→ **EXERCISE INSTRUCTIONS**
Where a line contains the string "after", copy that line.

→ **RECORDS**

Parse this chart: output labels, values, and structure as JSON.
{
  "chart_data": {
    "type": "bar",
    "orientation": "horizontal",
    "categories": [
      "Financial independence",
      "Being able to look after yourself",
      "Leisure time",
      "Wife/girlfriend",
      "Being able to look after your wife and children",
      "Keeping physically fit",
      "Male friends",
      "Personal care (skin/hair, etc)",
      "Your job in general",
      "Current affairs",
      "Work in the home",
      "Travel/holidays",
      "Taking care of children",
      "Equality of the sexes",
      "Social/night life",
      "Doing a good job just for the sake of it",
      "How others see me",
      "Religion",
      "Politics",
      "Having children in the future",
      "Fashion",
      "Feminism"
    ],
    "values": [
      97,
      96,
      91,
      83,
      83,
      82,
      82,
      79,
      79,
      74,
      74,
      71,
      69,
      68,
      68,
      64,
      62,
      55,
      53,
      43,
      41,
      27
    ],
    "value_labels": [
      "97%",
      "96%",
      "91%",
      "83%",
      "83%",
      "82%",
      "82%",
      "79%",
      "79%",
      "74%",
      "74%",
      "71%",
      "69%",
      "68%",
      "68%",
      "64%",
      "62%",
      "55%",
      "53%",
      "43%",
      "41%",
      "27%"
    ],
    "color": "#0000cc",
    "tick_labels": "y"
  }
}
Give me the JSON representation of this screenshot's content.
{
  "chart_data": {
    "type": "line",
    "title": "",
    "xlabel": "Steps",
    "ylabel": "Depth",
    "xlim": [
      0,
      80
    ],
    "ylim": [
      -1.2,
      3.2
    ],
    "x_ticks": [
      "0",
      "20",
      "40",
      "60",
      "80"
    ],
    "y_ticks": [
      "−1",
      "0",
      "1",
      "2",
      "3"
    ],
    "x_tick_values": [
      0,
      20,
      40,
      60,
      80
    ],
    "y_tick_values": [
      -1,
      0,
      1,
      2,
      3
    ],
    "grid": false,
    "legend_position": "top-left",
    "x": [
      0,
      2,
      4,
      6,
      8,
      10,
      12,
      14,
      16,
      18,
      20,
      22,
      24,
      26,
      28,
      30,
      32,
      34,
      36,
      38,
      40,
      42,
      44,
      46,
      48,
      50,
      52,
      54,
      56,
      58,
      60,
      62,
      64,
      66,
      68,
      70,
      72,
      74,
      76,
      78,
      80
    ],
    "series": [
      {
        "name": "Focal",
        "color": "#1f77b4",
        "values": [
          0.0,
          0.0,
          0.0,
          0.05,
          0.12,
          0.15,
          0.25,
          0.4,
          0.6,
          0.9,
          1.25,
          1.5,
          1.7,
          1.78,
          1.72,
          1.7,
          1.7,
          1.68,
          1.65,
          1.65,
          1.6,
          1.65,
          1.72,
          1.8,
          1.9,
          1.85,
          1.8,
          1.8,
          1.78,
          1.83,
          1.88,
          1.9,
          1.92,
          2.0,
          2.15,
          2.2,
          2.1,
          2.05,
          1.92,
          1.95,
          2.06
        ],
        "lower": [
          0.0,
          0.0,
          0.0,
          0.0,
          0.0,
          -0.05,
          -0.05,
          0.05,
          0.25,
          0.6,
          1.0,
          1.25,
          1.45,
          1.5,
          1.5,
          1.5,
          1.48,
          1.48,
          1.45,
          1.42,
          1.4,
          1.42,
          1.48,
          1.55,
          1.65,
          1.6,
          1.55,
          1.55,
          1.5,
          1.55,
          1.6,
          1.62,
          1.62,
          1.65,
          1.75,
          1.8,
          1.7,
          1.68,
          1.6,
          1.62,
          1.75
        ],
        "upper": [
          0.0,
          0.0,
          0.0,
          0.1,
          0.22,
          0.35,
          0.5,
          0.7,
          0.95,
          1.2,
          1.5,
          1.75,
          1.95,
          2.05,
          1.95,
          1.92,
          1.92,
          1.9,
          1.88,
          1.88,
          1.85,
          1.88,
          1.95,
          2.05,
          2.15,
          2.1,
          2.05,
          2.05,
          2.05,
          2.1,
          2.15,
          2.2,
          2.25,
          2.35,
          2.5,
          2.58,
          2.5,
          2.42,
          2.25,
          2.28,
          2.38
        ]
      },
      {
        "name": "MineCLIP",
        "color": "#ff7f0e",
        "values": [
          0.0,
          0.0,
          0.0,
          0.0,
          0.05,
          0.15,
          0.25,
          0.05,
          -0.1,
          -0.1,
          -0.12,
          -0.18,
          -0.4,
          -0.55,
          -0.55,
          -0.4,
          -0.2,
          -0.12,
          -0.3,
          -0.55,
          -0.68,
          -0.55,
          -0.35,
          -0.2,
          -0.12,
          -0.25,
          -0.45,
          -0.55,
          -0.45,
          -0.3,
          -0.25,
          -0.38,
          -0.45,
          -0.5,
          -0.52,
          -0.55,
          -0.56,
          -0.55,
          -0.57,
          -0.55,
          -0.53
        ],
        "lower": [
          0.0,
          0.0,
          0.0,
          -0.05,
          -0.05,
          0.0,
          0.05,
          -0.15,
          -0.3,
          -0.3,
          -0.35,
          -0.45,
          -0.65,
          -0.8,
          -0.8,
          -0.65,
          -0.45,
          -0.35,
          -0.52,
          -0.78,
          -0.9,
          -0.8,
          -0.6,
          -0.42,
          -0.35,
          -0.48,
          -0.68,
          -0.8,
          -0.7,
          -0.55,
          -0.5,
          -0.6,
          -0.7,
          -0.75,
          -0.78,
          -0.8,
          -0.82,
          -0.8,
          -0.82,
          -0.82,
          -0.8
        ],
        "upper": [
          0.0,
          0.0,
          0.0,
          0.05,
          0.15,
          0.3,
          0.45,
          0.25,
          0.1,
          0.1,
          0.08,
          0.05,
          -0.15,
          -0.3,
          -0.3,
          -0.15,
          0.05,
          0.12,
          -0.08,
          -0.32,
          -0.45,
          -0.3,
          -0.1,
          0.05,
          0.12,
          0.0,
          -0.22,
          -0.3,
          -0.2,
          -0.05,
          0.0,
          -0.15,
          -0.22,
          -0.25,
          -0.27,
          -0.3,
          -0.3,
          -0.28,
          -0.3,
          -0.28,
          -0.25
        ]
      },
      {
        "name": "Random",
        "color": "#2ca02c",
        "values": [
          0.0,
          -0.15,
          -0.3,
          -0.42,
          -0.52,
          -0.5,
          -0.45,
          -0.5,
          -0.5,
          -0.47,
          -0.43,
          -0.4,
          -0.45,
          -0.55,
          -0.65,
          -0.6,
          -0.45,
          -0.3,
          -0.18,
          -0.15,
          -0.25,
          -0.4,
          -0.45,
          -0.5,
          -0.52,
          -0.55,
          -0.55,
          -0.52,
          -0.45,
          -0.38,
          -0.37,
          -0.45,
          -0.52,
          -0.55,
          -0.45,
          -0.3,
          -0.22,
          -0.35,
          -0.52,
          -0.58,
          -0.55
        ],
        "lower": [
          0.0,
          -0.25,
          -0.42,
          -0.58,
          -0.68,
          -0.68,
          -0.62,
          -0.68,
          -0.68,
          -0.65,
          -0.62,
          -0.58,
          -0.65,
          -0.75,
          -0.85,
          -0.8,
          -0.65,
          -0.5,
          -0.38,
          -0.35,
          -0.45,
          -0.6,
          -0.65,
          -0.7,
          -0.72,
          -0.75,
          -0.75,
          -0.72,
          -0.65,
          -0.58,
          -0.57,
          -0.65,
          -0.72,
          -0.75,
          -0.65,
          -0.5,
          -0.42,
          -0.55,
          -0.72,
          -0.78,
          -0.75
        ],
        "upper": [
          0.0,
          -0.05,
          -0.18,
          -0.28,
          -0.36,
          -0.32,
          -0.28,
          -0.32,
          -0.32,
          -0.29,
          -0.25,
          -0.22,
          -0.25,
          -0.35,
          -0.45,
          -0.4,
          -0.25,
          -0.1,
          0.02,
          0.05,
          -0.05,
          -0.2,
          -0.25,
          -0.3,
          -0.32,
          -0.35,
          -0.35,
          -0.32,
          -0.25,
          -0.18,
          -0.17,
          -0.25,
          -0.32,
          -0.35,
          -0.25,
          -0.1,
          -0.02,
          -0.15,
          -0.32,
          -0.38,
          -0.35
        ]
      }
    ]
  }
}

→ **RESULT OF THIS EXERCISE**
      "Being able to look after yourself",
      "Being able to look after your wife and children",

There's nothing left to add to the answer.